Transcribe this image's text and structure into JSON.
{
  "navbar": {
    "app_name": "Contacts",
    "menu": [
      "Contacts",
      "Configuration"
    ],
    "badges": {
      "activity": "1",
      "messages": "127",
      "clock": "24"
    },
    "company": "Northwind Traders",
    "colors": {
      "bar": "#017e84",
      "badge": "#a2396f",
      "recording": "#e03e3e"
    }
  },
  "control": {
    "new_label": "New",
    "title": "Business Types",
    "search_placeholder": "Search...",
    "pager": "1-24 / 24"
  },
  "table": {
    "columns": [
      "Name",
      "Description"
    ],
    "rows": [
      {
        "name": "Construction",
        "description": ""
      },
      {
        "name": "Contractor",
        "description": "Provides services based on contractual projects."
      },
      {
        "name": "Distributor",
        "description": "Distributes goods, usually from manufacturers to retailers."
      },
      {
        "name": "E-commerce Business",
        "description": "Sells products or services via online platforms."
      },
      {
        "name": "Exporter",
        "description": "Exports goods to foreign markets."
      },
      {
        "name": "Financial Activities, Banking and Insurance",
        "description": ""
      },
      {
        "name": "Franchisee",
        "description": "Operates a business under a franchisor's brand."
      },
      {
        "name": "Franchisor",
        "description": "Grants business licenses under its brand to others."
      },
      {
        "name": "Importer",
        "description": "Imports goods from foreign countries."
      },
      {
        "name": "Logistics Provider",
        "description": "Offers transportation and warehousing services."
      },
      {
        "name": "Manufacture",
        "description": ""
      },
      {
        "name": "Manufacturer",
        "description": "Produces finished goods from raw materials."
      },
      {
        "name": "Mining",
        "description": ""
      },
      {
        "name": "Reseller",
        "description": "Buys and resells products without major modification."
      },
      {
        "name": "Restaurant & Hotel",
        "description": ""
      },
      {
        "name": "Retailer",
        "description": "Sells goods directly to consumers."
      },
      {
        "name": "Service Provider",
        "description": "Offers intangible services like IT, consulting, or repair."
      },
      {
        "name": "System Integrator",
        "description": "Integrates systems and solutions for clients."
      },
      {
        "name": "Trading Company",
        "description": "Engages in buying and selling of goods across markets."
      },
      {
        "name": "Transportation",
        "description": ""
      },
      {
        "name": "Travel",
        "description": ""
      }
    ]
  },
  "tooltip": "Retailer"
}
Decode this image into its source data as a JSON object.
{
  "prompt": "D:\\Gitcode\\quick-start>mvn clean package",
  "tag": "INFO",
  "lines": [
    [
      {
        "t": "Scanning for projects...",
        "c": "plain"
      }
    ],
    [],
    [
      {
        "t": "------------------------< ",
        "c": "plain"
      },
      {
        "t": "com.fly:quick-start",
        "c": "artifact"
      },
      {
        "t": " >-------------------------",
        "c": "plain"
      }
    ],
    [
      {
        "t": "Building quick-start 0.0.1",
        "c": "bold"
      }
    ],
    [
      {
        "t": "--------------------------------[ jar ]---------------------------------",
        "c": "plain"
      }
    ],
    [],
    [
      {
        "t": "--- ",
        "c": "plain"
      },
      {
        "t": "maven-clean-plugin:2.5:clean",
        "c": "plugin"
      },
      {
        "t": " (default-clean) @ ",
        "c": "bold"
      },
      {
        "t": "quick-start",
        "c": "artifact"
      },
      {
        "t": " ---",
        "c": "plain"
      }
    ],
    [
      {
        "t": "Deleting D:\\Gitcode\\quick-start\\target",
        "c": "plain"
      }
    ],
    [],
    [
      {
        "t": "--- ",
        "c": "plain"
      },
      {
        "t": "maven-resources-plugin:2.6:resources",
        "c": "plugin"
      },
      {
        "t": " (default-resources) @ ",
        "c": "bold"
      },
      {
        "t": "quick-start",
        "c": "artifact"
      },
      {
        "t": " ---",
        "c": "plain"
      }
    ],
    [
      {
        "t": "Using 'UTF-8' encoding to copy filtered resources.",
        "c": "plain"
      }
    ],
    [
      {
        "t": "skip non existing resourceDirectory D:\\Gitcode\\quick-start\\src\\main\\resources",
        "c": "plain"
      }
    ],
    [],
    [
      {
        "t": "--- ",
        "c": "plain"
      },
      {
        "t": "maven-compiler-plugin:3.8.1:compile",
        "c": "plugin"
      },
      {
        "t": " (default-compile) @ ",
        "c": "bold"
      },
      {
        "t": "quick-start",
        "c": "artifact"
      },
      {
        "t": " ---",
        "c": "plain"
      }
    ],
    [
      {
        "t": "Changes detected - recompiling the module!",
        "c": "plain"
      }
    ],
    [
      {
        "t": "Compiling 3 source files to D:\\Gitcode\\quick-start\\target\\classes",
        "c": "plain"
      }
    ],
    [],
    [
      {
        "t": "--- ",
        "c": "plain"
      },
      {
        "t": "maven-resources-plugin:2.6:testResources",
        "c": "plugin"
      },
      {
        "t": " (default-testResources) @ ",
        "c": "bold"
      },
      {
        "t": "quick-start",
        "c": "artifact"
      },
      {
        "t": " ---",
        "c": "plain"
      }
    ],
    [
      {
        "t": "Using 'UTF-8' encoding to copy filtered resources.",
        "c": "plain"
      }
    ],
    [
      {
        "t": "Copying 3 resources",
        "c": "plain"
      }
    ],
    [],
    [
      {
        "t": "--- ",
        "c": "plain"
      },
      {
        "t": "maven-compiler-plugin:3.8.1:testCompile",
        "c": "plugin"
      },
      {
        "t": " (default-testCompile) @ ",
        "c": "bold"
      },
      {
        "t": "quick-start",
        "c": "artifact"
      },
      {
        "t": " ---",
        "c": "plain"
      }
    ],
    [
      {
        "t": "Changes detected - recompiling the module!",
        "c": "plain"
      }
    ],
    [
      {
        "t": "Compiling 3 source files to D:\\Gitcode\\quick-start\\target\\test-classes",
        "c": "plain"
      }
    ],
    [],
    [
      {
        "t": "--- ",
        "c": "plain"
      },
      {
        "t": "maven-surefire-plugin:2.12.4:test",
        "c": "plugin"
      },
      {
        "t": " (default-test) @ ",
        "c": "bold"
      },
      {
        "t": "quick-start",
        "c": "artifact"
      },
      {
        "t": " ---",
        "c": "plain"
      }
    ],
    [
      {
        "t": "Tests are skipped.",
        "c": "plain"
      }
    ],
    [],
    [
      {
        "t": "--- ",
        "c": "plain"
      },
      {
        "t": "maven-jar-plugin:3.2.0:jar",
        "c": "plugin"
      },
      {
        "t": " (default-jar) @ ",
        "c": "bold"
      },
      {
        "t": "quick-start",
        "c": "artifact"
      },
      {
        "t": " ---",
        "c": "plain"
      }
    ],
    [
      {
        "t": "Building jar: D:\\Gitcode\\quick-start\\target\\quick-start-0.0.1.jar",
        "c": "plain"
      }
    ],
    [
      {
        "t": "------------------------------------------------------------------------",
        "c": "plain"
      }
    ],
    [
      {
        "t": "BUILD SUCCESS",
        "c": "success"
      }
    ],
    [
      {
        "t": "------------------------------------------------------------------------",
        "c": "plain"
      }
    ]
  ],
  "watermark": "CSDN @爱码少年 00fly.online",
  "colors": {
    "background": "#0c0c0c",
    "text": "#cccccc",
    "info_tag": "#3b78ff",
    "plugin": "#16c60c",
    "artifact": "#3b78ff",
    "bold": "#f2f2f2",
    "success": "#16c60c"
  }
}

**The task**
Reply with only the number of lines in the material above where the string "text" appears.

**Final answer**
2